-------- DATASET --------

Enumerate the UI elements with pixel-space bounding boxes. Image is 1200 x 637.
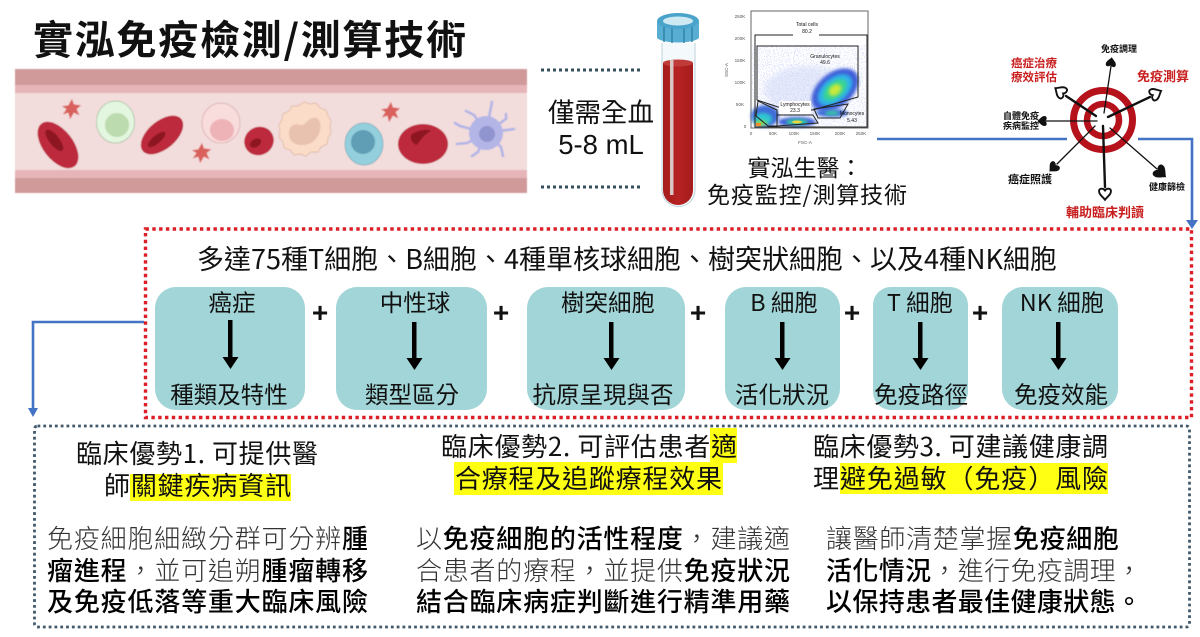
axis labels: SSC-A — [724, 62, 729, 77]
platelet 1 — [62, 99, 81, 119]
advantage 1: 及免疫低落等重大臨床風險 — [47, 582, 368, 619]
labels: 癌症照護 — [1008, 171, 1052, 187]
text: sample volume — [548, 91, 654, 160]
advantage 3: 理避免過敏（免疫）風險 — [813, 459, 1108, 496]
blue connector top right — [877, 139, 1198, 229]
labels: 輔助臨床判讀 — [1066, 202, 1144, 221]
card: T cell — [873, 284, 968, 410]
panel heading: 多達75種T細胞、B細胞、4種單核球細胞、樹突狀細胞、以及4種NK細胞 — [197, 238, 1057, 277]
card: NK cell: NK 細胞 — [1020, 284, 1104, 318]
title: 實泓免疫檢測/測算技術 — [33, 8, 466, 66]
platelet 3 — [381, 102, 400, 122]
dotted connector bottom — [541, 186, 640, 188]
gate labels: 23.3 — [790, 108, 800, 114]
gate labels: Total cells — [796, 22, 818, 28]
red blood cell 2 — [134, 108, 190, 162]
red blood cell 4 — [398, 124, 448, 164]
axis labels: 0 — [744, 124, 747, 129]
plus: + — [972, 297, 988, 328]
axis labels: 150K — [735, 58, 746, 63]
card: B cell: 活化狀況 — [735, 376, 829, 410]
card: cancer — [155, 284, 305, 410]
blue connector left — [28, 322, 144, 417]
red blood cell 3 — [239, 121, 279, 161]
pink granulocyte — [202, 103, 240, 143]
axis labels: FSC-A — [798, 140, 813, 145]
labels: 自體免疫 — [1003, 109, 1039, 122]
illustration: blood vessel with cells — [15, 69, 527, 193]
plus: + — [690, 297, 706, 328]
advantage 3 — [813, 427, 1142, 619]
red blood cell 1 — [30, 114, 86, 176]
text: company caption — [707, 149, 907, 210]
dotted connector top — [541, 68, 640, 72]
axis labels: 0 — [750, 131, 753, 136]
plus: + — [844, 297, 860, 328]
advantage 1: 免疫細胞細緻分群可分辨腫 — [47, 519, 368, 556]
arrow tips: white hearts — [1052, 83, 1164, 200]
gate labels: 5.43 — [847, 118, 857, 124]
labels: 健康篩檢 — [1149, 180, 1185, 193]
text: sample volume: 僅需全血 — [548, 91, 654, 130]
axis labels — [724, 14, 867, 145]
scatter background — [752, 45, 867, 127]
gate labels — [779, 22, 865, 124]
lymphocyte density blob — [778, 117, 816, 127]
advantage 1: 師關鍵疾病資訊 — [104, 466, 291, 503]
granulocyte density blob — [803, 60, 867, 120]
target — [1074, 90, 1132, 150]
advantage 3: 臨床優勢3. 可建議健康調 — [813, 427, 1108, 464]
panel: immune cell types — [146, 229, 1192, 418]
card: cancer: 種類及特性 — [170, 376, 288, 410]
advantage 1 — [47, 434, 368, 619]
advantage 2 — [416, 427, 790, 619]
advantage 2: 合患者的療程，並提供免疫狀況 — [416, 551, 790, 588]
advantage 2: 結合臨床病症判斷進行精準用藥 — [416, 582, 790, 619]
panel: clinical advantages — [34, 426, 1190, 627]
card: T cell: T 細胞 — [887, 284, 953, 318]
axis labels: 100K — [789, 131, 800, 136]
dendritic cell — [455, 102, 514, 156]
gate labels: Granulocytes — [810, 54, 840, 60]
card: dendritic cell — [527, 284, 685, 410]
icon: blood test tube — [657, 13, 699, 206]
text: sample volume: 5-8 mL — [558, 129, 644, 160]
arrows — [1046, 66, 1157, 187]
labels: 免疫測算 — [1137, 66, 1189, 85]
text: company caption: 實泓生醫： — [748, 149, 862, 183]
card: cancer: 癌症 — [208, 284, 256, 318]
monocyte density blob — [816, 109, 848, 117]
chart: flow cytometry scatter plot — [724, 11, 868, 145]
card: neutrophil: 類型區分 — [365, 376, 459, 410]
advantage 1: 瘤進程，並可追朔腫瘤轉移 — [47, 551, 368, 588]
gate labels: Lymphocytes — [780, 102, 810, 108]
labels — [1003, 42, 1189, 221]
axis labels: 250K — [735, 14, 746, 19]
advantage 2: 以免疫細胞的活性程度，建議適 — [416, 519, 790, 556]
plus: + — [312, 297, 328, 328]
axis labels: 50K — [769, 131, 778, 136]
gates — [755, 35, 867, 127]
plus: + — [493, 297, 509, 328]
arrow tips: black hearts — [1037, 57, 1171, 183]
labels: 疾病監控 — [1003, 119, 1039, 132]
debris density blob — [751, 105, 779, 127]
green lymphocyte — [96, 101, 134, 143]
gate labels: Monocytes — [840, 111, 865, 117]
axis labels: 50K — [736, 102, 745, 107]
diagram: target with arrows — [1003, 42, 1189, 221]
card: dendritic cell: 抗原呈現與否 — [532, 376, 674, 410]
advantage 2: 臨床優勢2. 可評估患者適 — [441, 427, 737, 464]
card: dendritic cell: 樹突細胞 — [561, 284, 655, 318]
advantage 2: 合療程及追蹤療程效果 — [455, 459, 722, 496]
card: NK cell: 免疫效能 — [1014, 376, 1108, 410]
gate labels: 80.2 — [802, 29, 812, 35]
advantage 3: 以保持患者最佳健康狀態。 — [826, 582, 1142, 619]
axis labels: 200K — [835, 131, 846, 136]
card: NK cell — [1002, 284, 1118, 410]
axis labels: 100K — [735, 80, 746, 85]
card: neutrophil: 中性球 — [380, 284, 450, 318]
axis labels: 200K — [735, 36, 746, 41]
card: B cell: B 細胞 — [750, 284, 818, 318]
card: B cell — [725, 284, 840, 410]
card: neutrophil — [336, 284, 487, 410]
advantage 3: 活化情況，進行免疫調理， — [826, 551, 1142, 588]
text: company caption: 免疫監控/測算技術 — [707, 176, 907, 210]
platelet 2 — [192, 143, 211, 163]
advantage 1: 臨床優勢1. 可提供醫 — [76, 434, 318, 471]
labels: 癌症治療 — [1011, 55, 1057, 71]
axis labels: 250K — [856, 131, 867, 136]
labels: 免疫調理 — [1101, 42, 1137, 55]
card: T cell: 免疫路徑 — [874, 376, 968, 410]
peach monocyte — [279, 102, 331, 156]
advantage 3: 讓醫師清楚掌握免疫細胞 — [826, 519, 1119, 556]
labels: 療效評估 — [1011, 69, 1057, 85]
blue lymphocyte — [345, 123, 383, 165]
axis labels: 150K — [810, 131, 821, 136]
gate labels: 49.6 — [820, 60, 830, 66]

--------

▶ **WHAT YOU WILL DO**:
Whenever the word "volume" shows up in a line of the entries, copy that line.

▶ **ANSWER BOX**:
text: sample volume — [548, 91, 654, 160]
text: sample volume: 僅需全血 — [548, 91, 654, 130]
text: sample volume: 5-8 mL — [558, 129, 644, 160]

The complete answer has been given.